## Task prompt
Scan the records for the word "Struggle". Copy each line that includes it.

## Material to process
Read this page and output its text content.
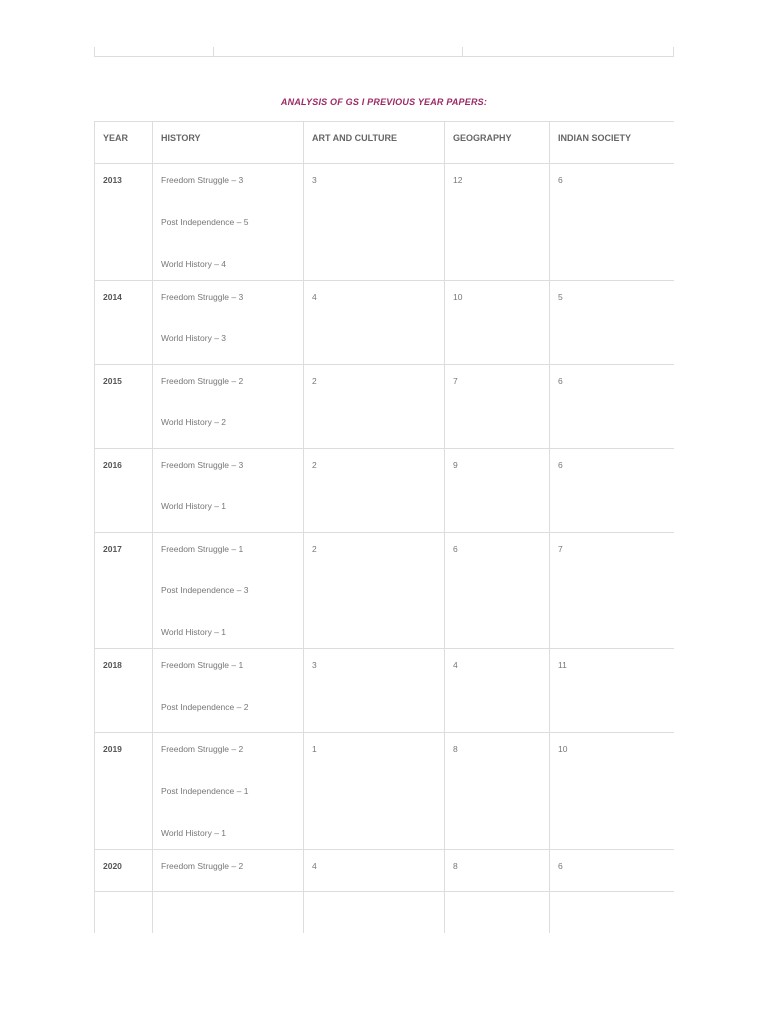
ANALYSIS OF GS I PREVIOUS YEAR PAPERS:
YEAR	HISTORY	ART AND CULTURE	GEOGRAPHY	INDIAN SOCIETY
2013	Freedom Struggle – 3
Post Independence – 5
World History – 4	3	12	6
2014	Freedom Struggle – 3
World History – 3	4	10	5
2015	Freedom Struggle – 2
World History – 2	2	7	6
2016	Freedom Struggle – 3
World History – 1	2	9	6
2017	Freedom Struggle – 1
Post Independence – 3
World History – 1	2	6	7
2018	Freedom Struggle – 1
Post Independence – 2	3	4	11
2019	Freedom Struggle – 2
Post Independence – 1
World History – 1	1	8	10
2020	Freedom Struggle – 2	4	8	6
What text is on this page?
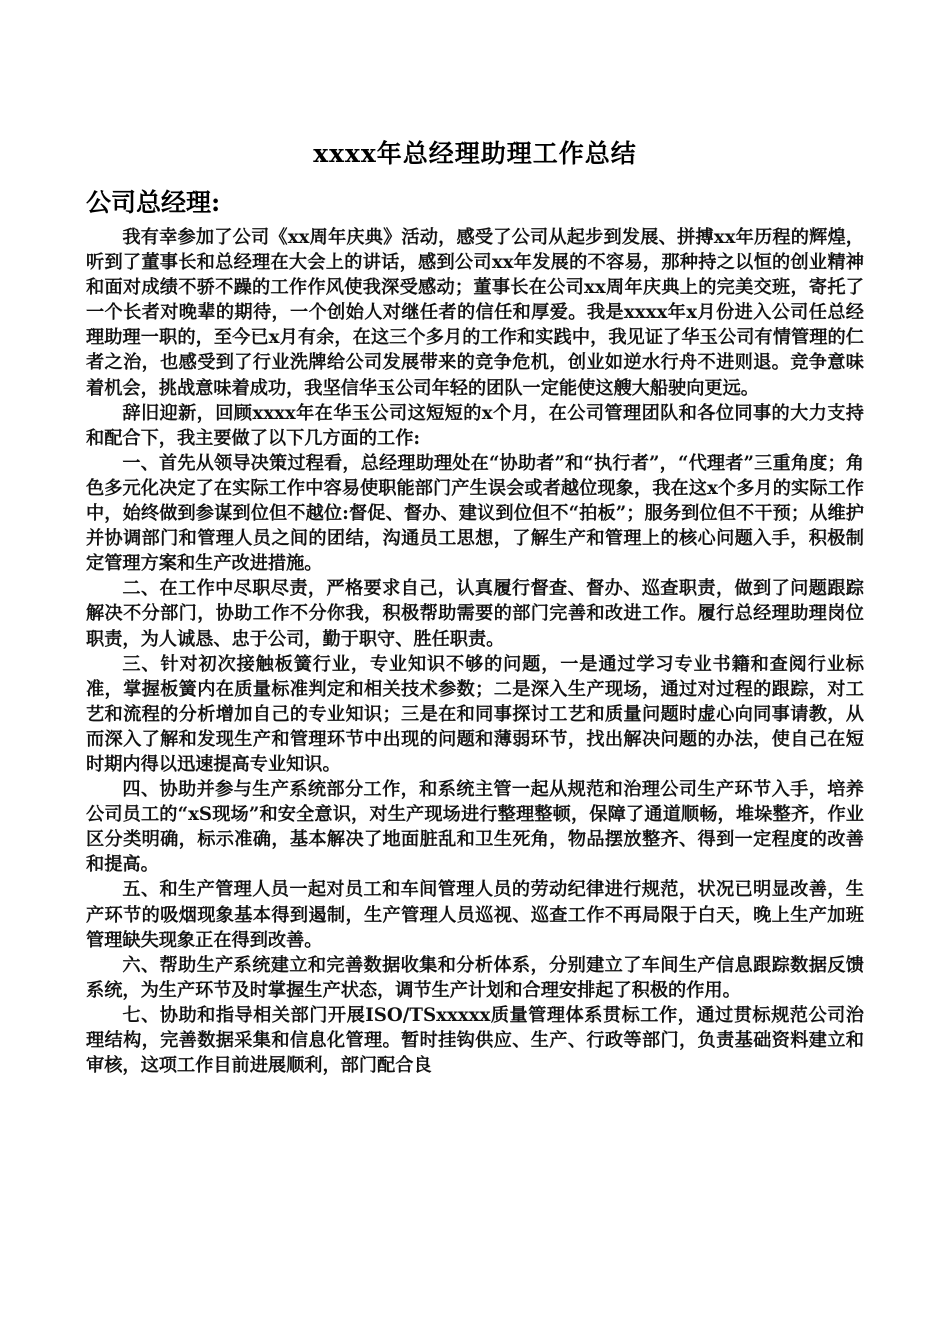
xxxx年总经理助理工作总结
公司总经理:

我有幸参加了公司《xx周年庆典》活动，感受了公司从起步到发展、拼搏xx年历程的辉煌，听到了董事长和总经理在大会上的讲话，感到公司xx年发展的不容易，那种持之以恒的创业精神和面对成绩不骄不躁的工作作风使我深受感动；董事长在公司xx周年庆典上的完美交班，寄托了一个长者对晚辈的期待，一个创始人对继任者的信任和厚爱。我是xxxx年x月份进入公司任总经理助理一职的，至今已x月有余，在这三个多月的工作和实践中，我见证了华玉公司有情管理的仁者之治，也感受到了行业洗牌给公司发展带来的竞争危机，创业如逆水行舟不进则退。竞争意味着机会，挑战意味着成功，我坚信华玉公司年轻的团队一定能使这艘大船驶向更远。

辞旧迎新，回顾xxxx年在华玉公司这短短的x个月，在公司管理团队和各位同事的大力支持和配合下，我主要做了以下几方面的工作:

一、首先从领导决策过程看，总经理助理处在“协助者”和“执行者”，“代理者”三重角度；角色多元化决定了在实际工作中容易使职能部门产生误会或者越位现象，我在这x个多月的实际工作中，始终做到参谋到位但不越位:督促、督办、建议到位但不“拍板”；服务到位但不干预；从维护并协调部门和管理人员之间的团结，沟通员工思想，了解生产和管理上的核心问题入手，积极制定管理方案和生产改进措施。

二、在工作中尽职尽责，严格要求自己，认真履行督查、督办、巡查职责，做到了问题跟踪解决不分部门，协助工作不分你我，积极帮助需要的部门完善和改进工作。履行总经理助理岗位职责，为人诚恳、忠于公司，勤于职守、胜任职责。

三、针对初次接触板簧行业，专业知识不够的问题，一是通过学习专业书籍和查阅行业标准，掌握板簧内在质量标准判定和相关技术参数；二是深入生产现场，通过对过程的跟踪，对工艺和流程的分析增加自己的专业知识；三是在和同事探讨工艺和质量问题时虚心向同事请教，从而深入了解和发现生产和管理环节中出现的问题和薄弱环节，找出解决问题的办法，使自己在短时期内得以迅速提高专业知识。

四、协助并参与生产系统部分工作，和系统主管一起从规范和治理公司生产环节入手，培养公司员工的“xS现场”和安全意识，对生产现场进行整理整顿，保障了通道顺畅，堆垛整齐，作业区分类明确，标示准确，基本解决了地面脏乱和卫生死角，物品摆放整齐、得到一定程度的改善和提高。

五、和生产管理人员一起对员工和车间管理人员的劳动纪律进行规范，状况已明显改善，生产环节的吸烟现象基本得到遏制，生产管理人员巡视、巡查工作不再局限于白天，晚上生产加班管理缺失现象正在得到改善。

六、帮助生产系统建立和完善数据收集和分析体系，分别建立了车间生产信息跟踪数据反馈系统，为生产环节及时掌握生产状态，调节生产计划和合理安排起了积极的作用。

七、协助和指导相关部门开展ISO/TSxxxxx质量管理体系贯标工作，通过贯标规范公司治理结构，完善数据采集和信息化管理。暂时挂钩供应、生产、行政等部门，负责基础资料建立和审核，这项工作目前进展顺利，部门配合良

## Complete answer
2013	Freedom Struggle – 3
2014	Freedom Struggle – 3
2015	Freedom Struggle – 2
2016	Freedom Struggle – 3
2017	Freedom Struggle – 1
2018	Freedom Struggle – 1
2019	Freedom Struggle – 2
2020	Freedom Struggle – 2	4	8	6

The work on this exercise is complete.